— begin AVAILABLE RECORDS —
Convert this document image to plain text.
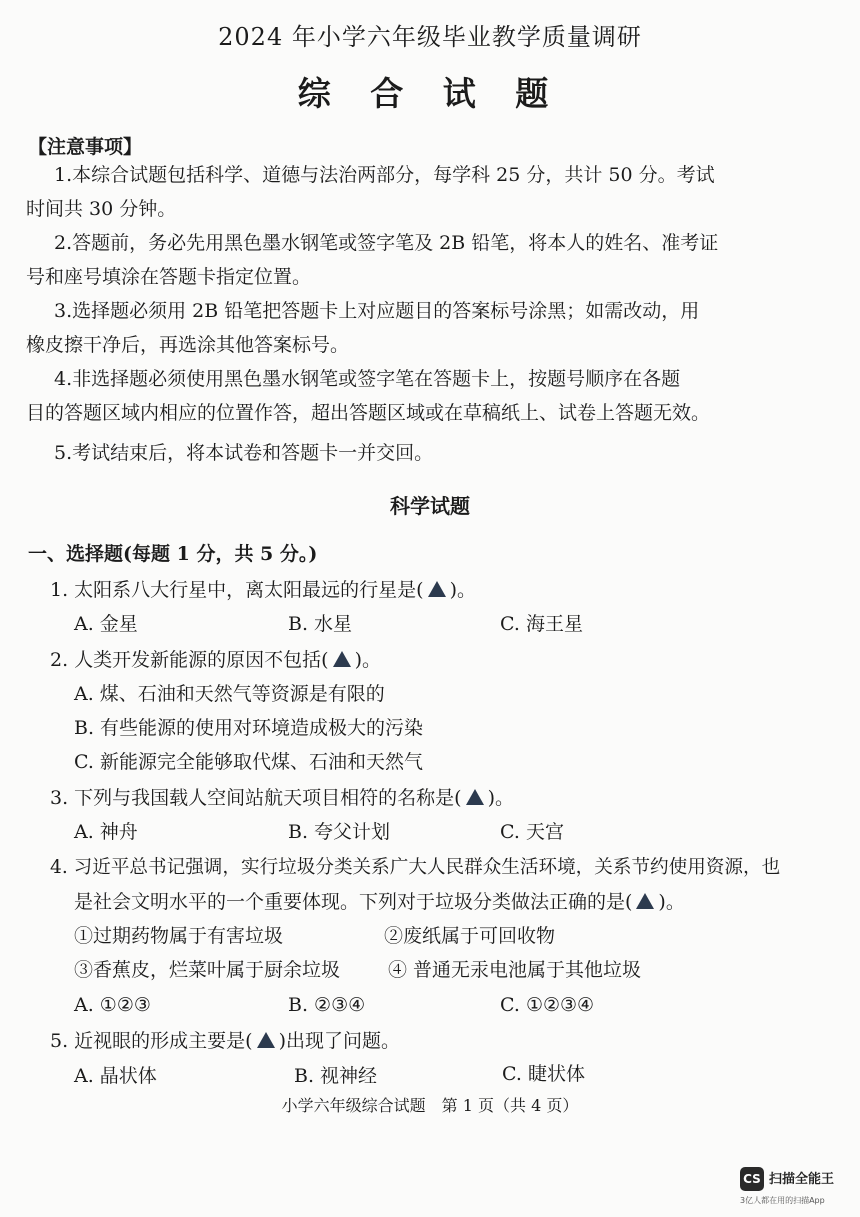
2024 年小学六年级毕业教学质量调研
综 合 试 题
【注意事项】
1.本综合试题包括科学、道德与法治两部分，每学科 25 分，共计 50 分。考试
时间共 30 分钟。
2.答题前，务必先用黑色墨水钢笔或签字笔及 2B 铅笔，将本人的姓名、准考证
号和座号填涂在答题卡指定位置。
3.选择题必须用 2B 铅笔把答题卡上对应题目的答案标号涂黑；如需改动，用
橡皮擦干净后，再选涂其他答案标号。
4.非选择题必须使用黑色墨水钢笔或签字笔在答题卡上，按题号顺序在各题
目的答题区域内相应的位置作答，超出答题区域或在草稿纸上、试卷上答题无效。
5.考试结束后，将本试卷和答题卡一并交回。
科学试题
一、选择题(每题 1 分，共 5 分。)
1. 太阳系八大行星中，离太阳最远的行星是( )。
A. 金星	B. 水星	C. 海王星
2. 人类开发新能源的原因不包括( )。
A. 煤、石油和天然气等资源是有限的
B. 有些能源的使用对环境造成极大的污染
C. 新能源完全能够取代煤、石油和天然气
3. 下列与我国载人空间站航天项目相符的名称是( )。
A. 神舟	B. 夸父计划	C. 天宫
4. 习近平总书记强调，实行垃圾分类关系广大人民群众生活环境，关系节约使用资源，也
是社会文明水平的一个重要体现。下列对于垃圾分类做法正确的是( )。
①过期药物属于有害垃圾	②废纸属于可回收物
③香蕉皮，烂菜叶属于厨余垃圾	④ 普通无汞电池属于其他垃圾
A. ①②③	B. ②③④	C. ①②③④
5. 近视眼的形成主要是( )出现了问题。
A. 晶状体	B. 视神经	C. 睫状体
小学六年级综合试题　第 1 页（共 4 页）
CS 扫描全能王
3亿人都在用的扫描App
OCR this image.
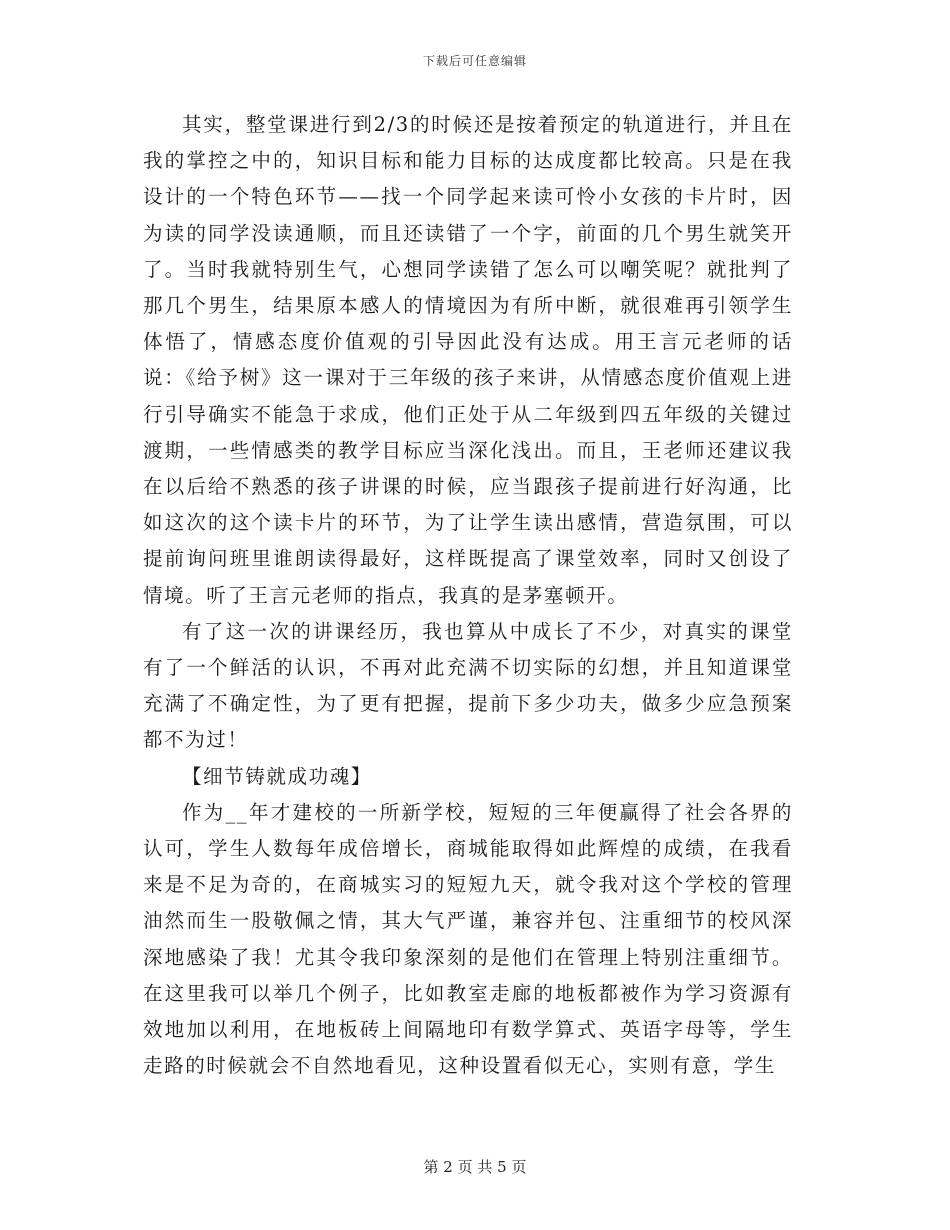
下载后可任意编辑

其实，整堂课进行到2/3的时候还是按着预定的轨道进行，并且在我的掌控之中的，知识目标和能力目标的达成度都比较高。只是在我设计的一个特色环节——找一个同学起来读可怜小女孩的卡片时，因为读的同学没读通顺，而且还读错了一个字，前面的几个男生就笑开了。当时我就特别生气，心想同学读错了怎么可以嘲笑呢？就批判了那几个男生，结果原本感人的情境因为有所中断，就很难再引领学生体悟了，情感态度价值观的引导因此没有达成。用王言元老师的话说：《给予树》这一课对于三年级的孩子来讲，从情感态度价值观上进行引导确实不能急于求成，他们正处于从二年级到四五年级的关键过渡期，一些情感类的教学目标应当深化浅出。而且，王老师还建议我在以后给不熟悉的孩子讲课的时候，应当跟孩子提前进行好沟通，比如这次的这个读卡片的环节，为了让学生读出感情，营造氛围，可以提前询问班里谁朗读得最好，这样既提高了课堂效率，同时又创设了情境。听了王言元老师的指点，我真的是茅塞顿开。

有了这一次的讲课经历，我也算从中成长了不少，对真实的课堂有了一个鲜活的认识，不再对此充满不切实际的幻想，并且知道课堂充满了不确定性，为了更有把握，提前下多少功夫，做多少应急预案都不为过！

【细节铸就成功魂】

作为__年才建校的一所新学校，短短的三年便赢得了社会各界的认可，学生人数每年成倍增长，商城能取得如此辉煌的成绩，在我看来是不足为奇的，在商城实习的短短九天，就令我对这个学校的管理油然而生一股敬佩之情，其大气严谨，兼容并包、注重细节的校风深深地感染了我！尤其令我印象深刻的是他们在管理上特别注重细节。在这里我可以举几个例子，比如教室走廊的地板都被作为学习资源有效地加以利用，在地板砖上间隔地印有数学算式、英语字母等，学生走路的时候就会不自然地看见，这种设置看似无心，实则有意，学生

第 2 页 共 5 页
— end AVAILABLE RECORDS —
DIRECTIONS FOR THIS TASK
Using the data above, print every line exactly, omitting pictures.

WORKED SOLUTION
Convert this document image to plain text.
2024 年小学六年级毕业教学质量调研
综 合 试 题
【注意事项】
1.本综合试题包括科学、道德与法治两部分，每学科 25 分，共计 50 分。考试
时间共 30 分钟。
2.答题前，务必先用黑色墨水钢笔或签字笔及 2B 铅笔，将本人的姓名、准考证
号和座号填涂在答题卡指定位置。
3.选择题必须用 2B 铅笔把答题卡上对应题目的答案标号涂黑；如需改动，用
橡皮擦干净后，再选涂其他答案标号。
4.非选择题必须使用黑色墨水钢笔或签字笔在答题卡上，按题号顺序在各题
目的答题区域内相应的位置作答，超出答题区域或在草稿纸上、试卷上答题无效。
5.考试结束后，将本试卷和答题卡一并交回。
科学试题
一、选择题(每题 1 分，共 5 分。)
1. 太阳系八大行星中，离太阳最远的行星是( )。
A. 金星	B. 水星	C. 海王星
2. 人类开发新能源的原因不包括( )。
A. 煤、石油和天然气等资源是有限的
B. 有些能源的使用对环境造成极大的污染
C. 新能源完全能够取代煤、石油和天然气
3. 下列与我国载人空间站航天项目相符的名称是( )。
A. 神舟	B. 夸父计划	C. 天宫
4. 习近平总书记强调，实行垃圾分类关系广大人民群众生活环境，关系节约使用资源，也
是社会文明水平的一个重要体现。下列对于垃圾分类做法正确的是( )。
①过期药物属于有害垃圾	②废纸属于可回收物
③香蕉皮，烂菜叶属于厨余垃圾	④ 普通无汞电池属于其他垃圾
A. ①②③	B. ②③④	C. ①②③④
5. 近视眼的形成主要是( )出现了问题。
A. 晶状体	B. 视神经	C. 睫状体
小学六年级综合试题　第 1 页（共 4 页）
CS 扫描全能王
3亿人都在用的扫描App
OCR this image.
下载后可任意编辑

其实，整堂课进行到2/3的时候还是按着预定的轨道进行，并且在我的掌控之中的，知识目标和能力目标的达成度都比较高。只是在我设计的一个特色环节——找一个同学起来读可怜小女孩的卡片时，因为读的同学没读通顺，而且还读错了一个字，前面的几个男生就笑开了。当时我就特别生气，心想同学读错了怎么可以嘲笑呢？就批判了那几个男生，结果原本感人的情境因为有所中断，就很难再引领学生体悟了，情感态度价值观的引导因此没有达成。用王言元老师的话说：《给予树》这一课对于三年级的孩子来讲，从情感态度价值观上进行引导确实不能急于求成，他们正处于从二年级到四五年级的关键过渡期，一些情感类的教学目标应当深化浅出。而且，王老师还建议我在以后给不熟悉的孩子讲课的时候，应当跟孩子提前进行好沟通，比如这次的这个读卡片的环节，为了让学生读出感情，营造氛围，可以提前询问班里谁朗读得最好，这样既提高了课堂效率，同时又创设了情境。听了王言元老师的指点，我真的是茅塞顿开。

有了这一次的讲课经历，我也算从中成长了不少，对真实的课堂有了一个鲜活的认识，不再对此充满不切实际的幻想，并且知道课堂充满了不确定性，为了更有把握，提前下多少功夫，做多少应急预案都不为过！

【细节铸就成功魂】

作为__年才建校的一所新学校，短短的三年便赢得了社会各界的认可，学生人数每年成倍增长，商城能取得如此辉煌的成绩，在我看来是不足为奇的，在商城实习的短短九天，就令我对这个学校的管理油然而生一股敬佩之情，其大气严谨，兼容并包、注重细节的校风深深地感染了我！尤其令我印象深刻的是他们在管理上特别注重细节。在这里我可以举几个例子，比如教室走廊的地板都被作为学习资源有效地加以利用，在地板砖上间隔地印有数学算式、英语字母等，学生走路的时候就会不自然地看见，这种设置看似无心，实则有意，学生

第 2 页 共 5 页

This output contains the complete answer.